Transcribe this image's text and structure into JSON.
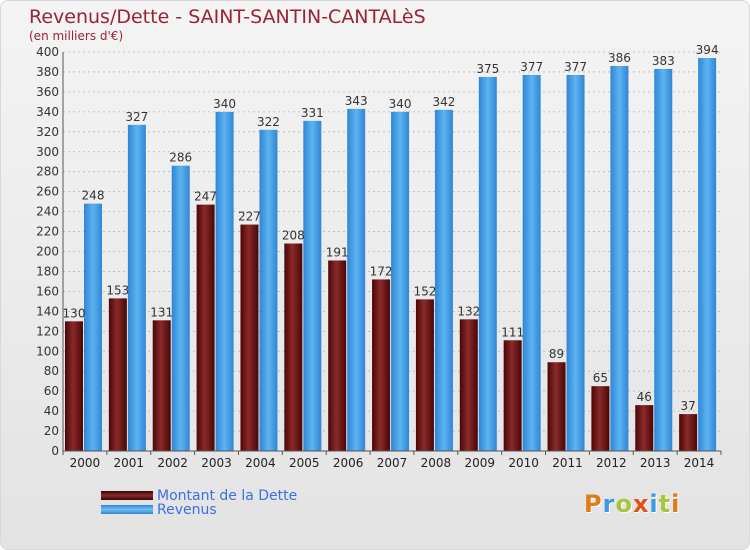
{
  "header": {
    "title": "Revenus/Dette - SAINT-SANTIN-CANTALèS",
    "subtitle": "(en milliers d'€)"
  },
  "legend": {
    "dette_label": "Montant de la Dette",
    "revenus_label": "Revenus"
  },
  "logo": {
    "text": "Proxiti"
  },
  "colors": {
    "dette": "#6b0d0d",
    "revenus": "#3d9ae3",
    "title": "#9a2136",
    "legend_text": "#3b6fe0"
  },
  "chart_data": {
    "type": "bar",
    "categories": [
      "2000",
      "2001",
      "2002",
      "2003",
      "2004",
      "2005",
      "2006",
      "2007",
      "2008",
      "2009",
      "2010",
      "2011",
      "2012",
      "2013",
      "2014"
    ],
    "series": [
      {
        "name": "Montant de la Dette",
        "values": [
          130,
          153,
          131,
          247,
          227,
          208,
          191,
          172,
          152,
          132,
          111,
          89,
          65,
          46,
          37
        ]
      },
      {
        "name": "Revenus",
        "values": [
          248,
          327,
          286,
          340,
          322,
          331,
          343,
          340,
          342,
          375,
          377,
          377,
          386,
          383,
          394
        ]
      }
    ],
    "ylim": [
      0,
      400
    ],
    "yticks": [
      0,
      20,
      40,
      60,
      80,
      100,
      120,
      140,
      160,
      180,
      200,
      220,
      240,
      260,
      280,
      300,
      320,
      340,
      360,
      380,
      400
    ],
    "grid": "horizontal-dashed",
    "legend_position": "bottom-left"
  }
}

========

YOUR OBJECTIVE =
Make an exact copy of the listing above. Do not include the pictures.

RESULT OF THIS TASK =
Transcribe this image's text and structure into JSON.
{
  "header": {
    "title": "Revenus/Dette - SAINT-SANTIN-CANTALèS",
    "subtitle": "(en milliers d'€)"
  },
  "legend": {
    "dette_label": "Montant de la Dette",
    "revenus_label": "Revenus"
  },
  "logo": {
    "text": "Proxiti"
  },
  "colors": {
    "dette": "#6b0d0d",
    "revenus": "#3d9ae3",
    "title": "#9a2136",
    "legend_text": "#3b6fe0"
  },
  "chart_data": {
    "type": "bar",
    "categories": [
      "2000",
      "2001",
      "2002",
      "2003",
      "2004",
      "2005",
      "2006",
      "2007",
      "2008",
      "2009",
      "2010",
      "2011",
      "2012",
      "2013",
      "2014"
    ],
    "series": [
      {
        "name": "Montant de la Dette",
        "values": [
          130,
          153,
          131,
          247,
          227,
          208,
          191,
          172,
          152,
          132,
          111,
          89,
          65,
          46,
          37
        ]
      },
      {
        "name": "Revenus",
        "values": [
          248,
          327,
          286,
          340,
          322,
          331,
          343,
          340,
          342,
          375,
          377,
          377,
          386,
          383,
          394
        ]
      }
    ],
    "ylim": [
      0,
      400
    ],
    "yticks": [
      0,
      20,
      40,
      60,
      80,
      100,
      120,
      140,
      160,
      180,
      200,
      220,
      240,
      260,
      280,
      300,
      320,
      340,
      360,
      380,
      400
    ],
    "grid": "horizontal-dashed",
    "legend_position": "bottom-left"
  }
}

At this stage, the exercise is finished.